EXERCISE DESCRIPTION |
Copy all lines of the listing that include the string "value".
<<<<
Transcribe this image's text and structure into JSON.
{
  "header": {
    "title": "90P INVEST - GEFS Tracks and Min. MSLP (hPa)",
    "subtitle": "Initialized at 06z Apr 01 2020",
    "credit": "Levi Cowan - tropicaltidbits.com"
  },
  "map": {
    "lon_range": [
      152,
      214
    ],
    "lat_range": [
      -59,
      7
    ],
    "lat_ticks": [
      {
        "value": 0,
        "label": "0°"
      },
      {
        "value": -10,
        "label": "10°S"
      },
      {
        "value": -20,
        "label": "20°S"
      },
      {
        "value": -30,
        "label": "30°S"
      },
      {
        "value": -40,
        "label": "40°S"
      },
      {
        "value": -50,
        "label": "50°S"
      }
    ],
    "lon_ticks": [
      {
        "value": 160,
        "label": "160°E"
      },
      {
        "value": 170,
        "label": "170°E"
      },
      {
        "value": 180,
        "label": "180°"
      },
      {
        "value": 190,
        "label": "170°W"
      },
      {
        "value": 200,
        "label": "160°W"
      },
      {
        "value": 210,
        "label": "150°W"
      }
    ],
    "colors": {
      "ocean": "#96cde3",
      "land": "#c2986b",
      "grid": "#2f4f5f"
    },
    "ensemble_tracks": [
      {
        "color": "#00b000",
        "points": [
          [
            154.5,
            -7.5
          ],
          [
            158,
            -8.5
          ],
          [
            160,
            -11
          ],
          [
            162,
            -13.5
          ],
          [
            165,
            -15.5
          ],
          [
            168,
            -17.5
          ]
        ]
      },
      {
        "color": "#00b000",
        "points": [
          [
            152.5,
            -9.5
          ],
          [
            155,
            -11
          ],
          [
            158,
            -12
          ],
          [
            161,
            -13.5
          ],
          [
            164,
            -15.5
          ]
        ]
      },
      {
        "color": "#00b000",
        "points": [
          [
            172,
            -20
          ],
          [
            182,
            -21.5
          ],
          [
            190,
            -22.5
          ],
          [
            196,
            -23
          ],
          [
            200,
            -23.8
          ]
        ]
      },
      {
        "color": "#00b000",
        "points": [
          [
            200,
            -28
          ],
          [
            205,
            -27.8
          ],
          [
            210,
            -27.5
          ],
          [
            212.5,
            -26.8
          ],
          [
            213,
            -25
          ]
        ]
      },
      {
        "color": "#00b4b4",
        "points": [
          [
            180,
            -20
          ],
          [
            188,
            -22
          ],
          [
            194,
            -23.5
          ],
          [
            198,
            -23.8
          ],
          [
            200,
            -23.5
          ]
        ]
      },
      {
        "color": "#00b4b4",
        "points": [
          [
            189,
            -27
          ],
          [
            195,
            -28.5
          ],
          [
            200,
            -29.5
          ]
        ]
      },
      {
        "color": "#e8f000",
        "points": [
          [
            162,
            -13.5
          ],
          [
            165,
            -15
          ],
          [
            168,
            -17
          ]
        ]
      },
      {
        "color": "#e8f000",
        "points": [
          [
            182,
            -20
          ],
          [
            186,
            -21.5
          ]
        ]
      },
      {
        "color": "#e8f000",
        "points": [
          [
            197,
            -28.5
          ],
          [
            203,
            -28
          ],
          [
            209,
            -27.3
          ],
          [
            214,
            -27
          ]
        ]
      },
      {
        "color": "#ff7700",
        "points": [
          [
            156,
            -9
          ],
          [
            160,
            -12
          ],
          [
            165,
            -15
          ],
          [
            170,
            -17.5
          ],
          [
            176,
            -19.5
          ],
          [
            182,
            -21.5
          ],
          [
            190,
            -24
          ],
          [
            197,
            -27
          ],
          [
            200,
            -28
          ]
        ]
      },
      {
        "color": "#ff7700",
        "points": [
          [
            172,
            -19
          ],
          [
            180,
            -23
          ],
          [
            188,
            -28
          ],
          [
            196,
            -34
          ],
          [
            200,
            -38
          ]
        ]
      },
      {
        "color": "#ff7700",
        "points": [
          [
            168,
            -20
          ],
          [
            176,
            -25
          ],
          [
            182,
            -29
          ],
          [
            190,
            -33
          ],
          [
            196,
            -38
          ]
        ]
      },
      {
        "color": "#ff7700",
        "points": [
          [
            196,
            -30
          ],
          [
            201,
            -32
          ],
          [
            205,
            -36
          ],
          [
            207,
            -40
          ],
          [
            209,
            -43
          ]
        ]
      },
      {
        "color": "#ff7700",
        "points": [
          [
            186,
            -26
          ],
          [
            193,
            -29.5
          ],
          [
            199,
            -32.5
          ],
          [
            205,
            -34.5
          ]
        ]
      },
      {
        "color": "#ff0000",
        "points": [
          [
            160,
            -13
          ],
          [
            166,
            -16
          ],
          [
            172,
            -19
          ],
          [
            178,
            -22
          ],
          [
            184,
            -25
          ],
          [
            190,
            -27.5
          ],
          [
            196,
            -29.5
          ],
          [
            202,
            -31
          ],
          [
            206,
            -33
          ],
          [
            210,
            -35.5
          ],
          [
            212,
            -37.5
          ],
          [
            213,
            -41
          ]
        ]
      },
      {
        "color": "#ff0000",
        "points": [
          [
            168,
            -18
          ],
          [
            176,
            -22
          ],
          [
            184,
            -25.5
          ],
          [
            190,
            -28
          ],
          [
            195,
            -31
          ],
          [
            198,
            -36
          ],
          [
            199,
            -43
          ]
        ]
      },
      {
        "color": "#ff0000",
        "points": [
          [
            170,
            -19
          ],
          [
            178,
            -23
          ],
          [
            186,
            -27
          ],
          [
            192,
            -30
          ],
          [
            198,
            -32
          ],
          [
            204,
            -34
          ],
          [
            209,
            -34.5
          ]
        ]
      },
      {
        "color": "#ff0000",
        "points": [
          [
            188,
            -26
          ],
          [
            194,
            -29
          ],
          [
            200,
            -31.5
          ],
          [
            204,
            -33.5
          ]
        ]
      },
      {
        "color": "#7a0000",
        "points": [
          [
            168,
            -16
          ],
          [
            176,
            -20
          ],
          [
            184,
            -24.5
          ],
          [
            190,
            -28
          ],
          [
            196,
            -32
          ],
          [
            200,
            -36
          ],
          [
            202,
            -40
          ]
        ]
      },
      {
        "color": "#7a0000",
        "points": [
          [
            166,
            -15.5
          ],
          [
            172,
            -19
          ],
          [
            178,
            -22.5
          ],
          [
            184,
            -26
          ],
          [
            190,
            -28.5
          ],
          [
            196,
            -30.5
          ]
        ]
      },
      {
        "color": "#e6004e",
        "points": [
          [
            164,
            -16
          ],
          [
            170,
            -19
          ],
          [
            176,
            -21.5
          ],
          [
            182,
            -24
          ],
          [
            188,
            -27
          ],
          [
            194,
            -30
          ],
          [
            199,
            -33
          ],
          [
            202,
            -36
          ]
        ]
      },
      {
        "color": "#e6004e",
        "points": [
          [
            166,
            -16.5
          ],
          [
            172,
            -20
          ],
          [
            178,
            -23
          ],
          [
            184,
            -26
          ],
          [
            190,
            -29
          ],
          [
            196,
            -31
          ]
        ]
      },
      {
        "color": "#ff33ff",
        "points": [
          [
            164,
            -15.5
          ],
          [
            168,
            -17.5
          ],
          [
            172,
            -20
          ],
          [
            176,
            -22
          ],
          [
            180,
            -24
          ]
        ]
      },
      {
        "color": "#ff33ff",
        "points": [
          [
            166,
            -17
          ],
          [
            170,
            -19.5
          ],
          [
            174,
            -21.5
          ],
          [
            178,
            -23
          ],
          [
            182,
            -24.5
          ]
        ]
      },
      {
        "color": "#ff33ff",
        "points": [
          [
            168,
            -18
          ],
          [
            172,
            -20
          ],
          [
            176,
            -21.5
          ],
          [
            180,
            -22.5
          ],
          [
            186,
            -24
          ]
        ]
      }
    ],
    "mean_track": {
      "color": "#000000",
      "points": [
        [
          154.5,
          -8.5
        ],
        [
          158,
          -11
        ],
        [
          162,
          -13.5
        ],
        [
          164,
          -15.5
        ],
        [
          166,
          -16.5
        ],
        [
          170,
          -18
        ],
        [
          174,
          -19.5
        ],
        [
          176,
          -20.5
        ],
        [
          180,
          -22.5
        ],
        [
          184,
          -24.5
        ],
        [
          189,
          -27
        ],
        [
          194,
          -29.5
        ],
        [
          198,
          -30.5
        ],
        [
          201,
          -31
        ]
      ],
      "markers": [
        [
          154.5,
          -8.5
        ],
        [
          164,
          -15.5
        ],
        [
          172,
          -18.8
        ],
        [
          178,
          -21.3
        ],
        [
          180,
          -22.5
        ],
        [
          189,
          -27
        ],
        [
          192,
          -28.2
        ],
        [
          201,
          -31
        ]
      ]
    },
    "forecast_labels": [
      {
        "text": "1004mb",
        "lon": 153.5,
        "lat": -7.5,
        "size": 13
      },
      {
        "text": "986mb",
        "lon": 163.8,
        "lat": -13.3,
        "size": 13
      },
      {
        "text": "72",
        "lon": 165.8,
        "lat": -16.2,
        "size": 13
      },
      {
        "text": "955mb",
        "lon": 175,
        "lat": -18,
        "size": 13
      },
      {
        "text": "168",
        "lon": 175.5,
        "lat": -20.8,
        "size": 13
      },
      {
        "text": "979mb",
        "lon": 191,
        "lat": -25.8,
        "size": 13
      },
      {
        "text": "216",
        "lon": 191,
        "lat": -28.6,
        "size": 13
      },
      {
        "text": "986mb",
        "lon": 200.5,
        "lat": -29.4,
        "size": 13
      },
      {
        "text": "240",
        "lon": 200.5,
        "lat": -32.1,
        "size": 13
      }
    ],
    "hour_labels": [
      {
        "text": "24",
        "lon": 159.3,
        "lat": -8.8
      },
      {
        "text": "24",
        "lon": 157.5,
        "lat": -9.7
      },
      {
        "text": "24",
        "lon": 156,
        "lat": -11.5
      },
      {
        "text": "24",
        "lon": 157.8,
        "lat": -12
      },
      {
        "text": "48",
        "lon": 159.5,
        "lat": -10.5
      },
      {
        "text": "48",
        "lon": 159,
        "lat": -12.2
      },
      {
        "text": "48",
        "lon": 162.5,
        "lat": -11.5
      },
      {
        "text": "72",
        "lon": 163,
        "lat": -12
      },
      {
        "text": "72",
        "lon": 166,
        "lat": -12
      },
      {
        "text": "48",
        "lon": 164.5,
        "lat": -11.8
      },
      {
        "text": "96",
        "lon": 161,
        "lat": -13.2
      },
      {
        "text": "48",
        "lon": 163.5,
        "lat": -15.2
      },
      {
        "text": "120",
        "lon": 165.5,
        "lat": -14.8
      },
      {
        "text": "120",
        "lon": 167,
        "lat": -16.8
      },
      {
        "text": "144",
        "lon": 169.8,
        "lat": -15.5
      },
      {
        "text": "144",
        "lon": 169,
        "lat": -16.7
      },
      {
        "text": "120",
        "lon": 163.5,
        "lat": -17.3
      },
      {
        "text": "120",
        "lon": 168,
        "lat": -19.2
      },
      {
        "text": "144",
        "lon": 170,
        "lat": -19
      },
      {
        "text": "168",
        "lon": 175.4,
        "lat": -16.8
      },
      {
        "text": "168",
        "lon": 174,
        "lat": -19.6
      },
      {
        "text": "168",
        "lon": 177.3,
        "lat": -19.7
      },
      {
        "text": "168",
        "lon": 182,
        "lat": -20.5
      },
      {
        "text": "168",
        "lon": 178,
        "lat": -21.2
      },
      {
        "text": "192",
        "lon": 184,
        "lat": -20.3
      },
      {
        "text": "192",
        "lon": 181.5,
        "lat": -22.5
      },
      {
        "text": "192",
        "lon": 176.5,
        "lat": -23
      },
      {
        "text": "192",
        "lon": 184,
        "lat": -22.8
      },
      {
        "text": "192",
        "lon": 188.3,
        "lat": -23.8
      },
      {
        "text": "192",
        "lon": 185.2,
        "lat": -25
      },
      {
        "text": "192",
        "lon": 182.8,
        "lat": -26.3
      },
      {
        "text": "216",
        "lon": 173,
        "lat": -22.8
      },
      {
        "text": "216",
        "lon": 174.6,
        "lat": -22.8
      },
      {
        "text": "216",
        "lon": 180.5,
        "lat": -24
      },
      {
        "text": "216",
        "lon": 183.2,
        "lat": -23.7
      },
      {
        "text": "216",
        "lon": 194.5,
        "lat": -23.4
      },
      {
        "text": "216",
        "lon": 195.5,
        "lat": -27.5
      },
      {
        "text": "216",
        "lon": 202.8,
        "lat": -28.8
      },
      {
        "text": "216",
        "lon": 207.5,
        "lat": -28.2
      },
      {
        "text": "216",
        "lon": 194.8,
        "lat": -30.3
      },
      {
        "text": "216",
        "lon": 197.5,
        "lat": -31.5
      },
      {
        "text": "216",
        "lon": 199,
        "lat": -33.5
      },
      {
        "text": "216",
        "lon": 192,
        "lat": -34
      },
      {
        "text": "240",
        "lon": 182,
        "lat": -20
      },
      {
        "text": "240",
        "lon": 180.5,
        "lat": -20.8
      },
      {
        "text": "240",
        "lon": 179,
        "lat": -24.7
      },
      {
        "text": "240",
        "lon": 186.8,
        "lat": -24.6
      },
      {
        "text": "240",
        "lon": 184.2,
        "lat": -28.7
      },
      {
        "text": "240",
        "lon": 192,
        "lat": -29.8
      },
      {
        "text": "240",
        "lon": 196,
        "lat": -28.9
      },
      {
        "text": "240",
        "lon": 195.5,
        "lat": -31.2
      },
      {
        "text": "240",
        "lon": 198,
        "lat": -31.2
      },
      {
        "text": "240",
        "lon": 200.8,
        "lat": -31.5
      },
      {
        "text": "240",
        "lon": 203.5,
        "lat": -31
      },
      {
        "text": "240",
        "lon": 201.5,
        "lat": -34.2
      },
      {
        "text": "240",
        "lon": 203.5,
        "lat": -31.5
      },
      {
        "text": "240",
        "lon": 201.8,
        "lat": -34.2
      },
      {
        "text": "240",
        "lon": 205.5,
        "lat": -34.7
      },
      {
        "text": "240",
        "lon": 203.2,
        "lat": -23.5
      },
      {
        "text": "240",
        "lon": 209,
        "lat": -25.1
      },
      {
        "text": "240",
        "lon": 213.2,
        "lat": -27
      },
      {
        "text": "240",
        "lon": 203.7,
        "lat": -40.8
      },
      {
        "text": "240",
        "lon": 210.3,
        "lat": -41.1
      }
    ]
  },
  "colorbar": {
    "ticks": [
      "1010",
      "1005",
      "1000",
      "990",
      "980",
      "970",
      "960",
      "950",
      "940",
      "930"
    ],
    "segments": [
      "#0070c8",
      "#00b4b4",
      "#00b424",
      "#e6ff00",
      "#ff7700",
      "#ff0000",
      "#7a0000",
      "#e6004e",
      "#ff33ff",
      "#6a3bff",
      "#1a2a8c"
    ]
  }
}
>>>>
FULL SOLUTION |
        "value": 0,
        "value": -10,
        "value": -20,
        "value": -30,
        "value": -40,
        "value": -50,
        "value": 160,
        "value": 170,
        "value": 180,
        "value": 190,
        "value": 200,
        "value": 210,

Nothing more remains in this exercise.